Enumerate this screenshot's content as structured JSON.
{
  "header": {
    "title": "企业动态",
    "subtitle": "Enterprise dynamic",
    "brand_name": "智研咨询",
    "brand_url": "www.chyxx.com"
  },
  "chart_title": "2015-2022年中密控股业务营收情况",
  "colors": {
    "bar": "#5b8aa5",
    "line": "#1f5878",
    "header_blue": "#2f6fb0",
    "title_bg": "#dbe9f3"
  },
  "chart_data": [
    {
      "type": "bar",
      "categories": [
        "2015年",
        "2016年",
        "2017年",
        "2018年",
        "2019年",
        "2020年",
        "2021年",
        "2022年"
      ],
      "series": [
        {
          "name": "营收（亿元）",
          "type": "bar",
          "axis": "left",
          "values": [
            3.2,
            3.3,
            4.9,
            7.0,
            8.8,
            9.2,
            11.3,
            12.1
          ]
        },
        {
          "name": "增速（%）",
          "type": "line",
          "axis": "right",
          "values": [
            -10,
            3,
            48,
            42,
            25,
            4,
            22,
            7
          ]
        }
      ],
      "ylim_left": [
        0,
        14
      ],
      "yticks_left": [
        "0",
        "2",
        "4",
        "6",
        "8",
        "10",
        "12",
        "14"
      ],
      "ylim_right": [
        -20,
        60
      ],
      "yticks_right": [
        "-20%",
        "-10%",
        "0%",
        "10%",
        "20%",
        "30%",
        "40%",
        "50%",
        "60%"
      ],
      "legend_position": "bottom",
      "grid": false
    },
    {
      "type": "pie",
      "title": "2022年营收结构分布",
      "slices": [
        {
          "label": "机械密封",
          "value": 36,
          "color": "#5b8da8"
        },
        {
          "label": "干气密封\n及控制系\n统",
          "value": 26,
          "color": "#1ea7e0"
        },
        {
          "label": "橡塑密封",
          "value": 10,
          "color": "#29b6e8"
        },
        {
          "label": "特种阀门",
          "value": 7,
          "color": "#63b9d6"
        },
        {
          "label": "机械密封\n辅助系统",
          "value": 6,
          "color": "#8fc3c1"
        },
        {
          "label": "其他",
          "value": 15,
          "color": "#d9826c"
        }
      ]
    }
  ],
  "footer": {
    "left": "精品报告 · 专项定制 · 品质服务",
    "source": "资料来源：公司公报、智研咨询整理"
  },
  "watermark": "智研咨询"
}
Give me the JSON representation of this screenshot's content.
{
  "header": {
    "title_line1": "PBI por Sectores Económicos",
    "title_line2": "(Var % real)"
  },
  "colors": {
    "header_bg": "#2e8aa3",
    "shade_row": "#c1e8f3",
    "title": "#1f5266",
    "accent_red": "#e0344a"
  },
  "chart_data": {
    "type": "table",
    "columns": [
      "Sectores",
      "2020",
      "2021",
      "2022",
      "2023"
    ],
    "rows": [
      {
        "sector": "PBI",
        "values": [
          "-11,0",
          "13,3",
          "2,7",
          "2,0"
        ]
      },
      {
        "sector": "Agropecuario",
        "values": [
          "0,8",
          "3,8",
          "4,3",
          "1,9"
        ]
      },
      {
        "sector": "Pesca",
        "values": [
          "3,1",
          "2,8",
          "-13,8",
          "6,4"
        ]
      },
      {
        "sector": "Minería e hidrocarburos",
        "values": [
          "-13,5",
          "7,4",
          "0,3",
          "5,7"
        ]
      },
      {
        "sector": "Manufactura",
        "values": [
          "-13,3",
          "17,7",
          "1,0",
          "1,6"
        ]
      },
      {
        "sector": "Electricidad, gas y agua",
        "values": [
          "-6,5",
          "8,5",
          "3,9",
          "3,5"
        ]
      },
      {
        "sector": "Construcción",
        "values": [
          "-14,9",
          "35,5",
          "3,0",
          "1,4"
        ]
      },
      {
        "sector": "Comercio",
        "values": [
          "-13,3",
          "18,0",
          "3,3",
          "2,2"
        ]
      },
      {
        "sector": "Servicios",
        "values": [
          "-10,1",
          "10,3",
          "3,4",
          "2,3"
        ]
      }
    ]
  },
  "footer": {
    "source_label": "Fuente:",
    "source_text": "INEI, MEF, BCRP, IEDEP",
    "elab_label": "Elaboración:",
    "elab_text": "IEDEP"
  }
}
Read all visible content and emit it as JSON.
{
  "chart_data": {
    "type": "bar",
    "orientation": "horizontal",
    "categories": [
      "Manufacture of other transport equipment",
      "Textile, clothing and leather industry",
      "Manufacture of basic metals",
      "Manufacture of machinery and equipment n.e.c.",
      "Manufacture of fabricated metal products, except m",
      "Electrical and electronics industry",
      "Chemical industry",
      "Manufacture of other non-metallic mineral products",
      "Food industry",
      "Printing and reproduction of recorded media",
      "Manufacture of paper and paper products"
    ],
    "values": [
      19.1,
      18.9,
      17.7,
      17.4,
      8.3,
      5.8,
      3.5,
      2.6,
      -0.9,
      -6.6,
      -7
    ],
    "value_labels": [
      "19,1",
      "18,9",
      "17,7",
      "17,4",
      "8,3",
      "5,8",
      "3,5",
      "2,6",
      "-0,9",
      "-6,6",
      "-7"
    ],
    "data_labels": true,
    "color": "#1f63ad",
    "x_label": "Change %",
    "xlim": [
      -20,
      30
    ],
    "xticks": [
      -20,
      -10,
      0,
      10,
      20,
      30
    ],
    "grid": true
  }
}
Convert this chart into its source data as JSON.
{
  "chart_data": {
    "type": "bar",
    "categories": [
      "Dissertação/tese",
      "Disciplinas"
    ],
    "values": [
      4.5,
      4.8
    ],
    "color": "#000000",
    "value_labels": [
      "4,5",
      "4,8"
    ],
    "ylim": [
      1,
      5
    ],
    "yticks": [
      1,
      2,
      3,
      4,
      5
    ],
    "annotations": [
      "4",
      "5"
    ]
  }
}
.....
» PROBLEM TO WORK ON: Retype all the material above precisely, with no line left out.

» OUTPUT OF THE TASK:
Enumerate this screenshot's content as structured JSON.
{
  "header": {
    "title": "企业动态",
    "subtitle": "Enterprise dynamic",
    "brand_name": "智研咨询",
    "brand_url": "www.chyxx.com"
  },
  "chart_title": "2015-2022年中密控股业务营收情况",
  "colors": {
    "bar": "#5b8aa5",
    "line": "#1f5878",
    "header_blue": "#2f6fb0",
    "title_bg": "#dbe9f3"
  },
  "chart_data": [
    {
      "type": "bar",
      "categories": [
        "2015年",
        "2016年",
        "2017年",
        "2018年",
        "2019年",
        "2020年",
        "2021年",
        "2022年"
      ],
      "series": [
        {
          "name": "营收（亿元）",
          "type": "bar",
          "axis": "left",
          "values": [
            3.2,
            3.3,
            4.9,
            7.0,
            8.8,
            9.2,
            11.3,
            12.1
          ]
        },
        {
          "name": "增速（%）",
          "type": "line",
          "axis": "right",
          "values": [
            -10,
            3,
            48,
            42,
            25,
            4,
            22,
            7
          ]
        }
      ],
      "ylim_left": [
        0,
        14
      ],
      "yticks_left": [
        "0",
        "2",
        "4",
        "6",
        "8",
        "10",
        "12",
        "14"
      ],
      "ylim_right": [
        -20,
        60
      ],
      "yticks_right": [
        "-20%",
        "-10%",
        "0%",
        "10%",
        "20%",
        "30%",
        "40%",
        "50%",
        "60%"
      ],
      "legend_position": "bottom",
      "grid": false
    },
    {
      "type": "pie",
      "title": "2022年营收结构分布",
      "slices": [
        {
          "label": "机械密封",
          "value": 36,
          "color": "#5b8da8"
        },
        {
          "label": "干气密封\n及控制系\n统",
          "value": 26,
          "color": "#1ea7e0"
        },
        {
          "label": "橡塑密封",
          "value": 10,
          "color": "#29b6e8"
        },
        {
          "label": "特种阀门",
          "value": 7,
          "color": "#63b9d6"
        },
        {
          "label": "机械密封\n辅助系统",
          "value": 6,
          "color": "#8fc3c1"
        },
        {
          "label": "其他",
          "value": 15,
          "color": "#d9826c"
        }
      ]
    }
  ],
  "footer": {
    "left": "精品报告 · 专项定制 · 品质服务",
    "source": "资料来源：公司公报、智研咨询整理"
  },
  "watermark": "智研咨询"
}
Give me the JSON representation of this screenshot's content.
{
  "header": {
    "title_line1": "PBI por Sectores Económicos",
    "title_line2": "(Var % real)"
  },
  "colors": {
    "header_bg": "#2e8aa3",
    "shade_row": "#c1e8f3",
    "title": "#1f5266",
    "accent_red": "#e0344a"
  },
  "chart_data": {
    "type": "table",
    "columns": [
      "Sectores",
      "2020",
      "2021",
      "2022",
      "2023"
    ],
    "rows": [
      {
        "sector": "PBI",
        "values": [
          "-11,0",
          "13,3",
          "2,7",
          "2,0"
        ]
      },
      {
        "sector": "Agropecuario",
        "values": [
          "0,8",
          "3,8",
          "4,3",
          "1,9"
        ]
      },
      {
        "sector": "Pesca",
        "values": [
          "3,1",
          "2,8",
          "-13,8",
          "6,4"
        ]
      },
      {
        "sector": "Minería e hidrocarburos",
        "values": [
          "-13,5",
          "7,4",
          "0,3",
          "5,7"
        ]
      },
      {
        "sector": "Manufactura",
        "values": [
          "-13,3",
          "17,7",
          "1,0",
          "1,6"
        ]
      },
      {
        "sector": "Electricidad, gas y agua",
        "values": [
          "-6,5",
          "8,5",
          "3,9",
          "3,5"
        ]
      },
      {
        "sector": "Construcción",
        "values": [
          "-14,9",
          "35,5",
          "3,0",
          "1,4"
        ]
      },
      {
        "sector": "Comercio",
        "values": [
          "-13,3",
          "18,0",
          "3,3",
          "2,2"
        ]
      },
      {
        "sector": "Servicios",
        "values": [
          "-10,1",
          "10,3",
          "3,4",
          "2,3"
        ]
      }
    ]
  },
  "footer": {
    "source_label": "Fuente:",
    "source_text": "INEI, MEF, BCRP, IEDEP",
    "elab_label": "Elaboración:",
    "elab_text": "IEDEP"
  }
}
Read all visible content and emit it as JSON.
{
  "chart_data": {
    "type": "bar",
    "orientation": "horizontal",
    "categories": [
      "Manufacture of other transport equipment",
      "Textile, clothing and leather industry",
      "Manufacture of basic metals",
      "Manufacture of machinery and equipment n.e.c.",
      "Manufacture of fabricated metal products, except m",
      "Electrical and electronics industry",
      "Chemical industry",
      "Manufacture of other non-metallic mineral products",
      "Food industry",
      "Printing and reproduction of recorded media",
      "Manufacture of paper and paper products"
    ],
    "values": [
      19.1,
      18.9,
      17.7,
      17.4,
      8.3,
      5.8,
      3.5,
      2.6,
      -0.9,
      -6.6,
      -7
    ],
    "value_labels": [
      "19,1",
      "18,9",
      "17,7",
      "17,4",
      "8,3",
      "5,8",
      "3,5",
      "2,6",
      "-0,9",
      "-6,6",
      "-7"
    ],
    "data_labels": true,
    "color": "#1f63ad",
    "x_label": "Change %",
    "xlim": [
      -20,
      30
    ],
    "xticks": [
      -20,
      -10,
      0,
      10,
      20,
      30
    ],
    "grid": true
  }
}
Convert this chart into its source data as JSON.
{
  "chart_data": {
    "type": "bar",
    "categories": [
      "Dissertação/tese",
      "Disciplinas"
    ],
    "values": [
      4.5,
      4.8
    ],
    "color": "#000000",
    "value_labels": [
      "4,5",
      "4,8"
    ],
    "ylim": [
      1,
      5
    ],
    "yticks": [
      1,
      2,
      3,
      4,
      5
    ],
    "annotations": [
      "4",
      "5"
    ]
  }
}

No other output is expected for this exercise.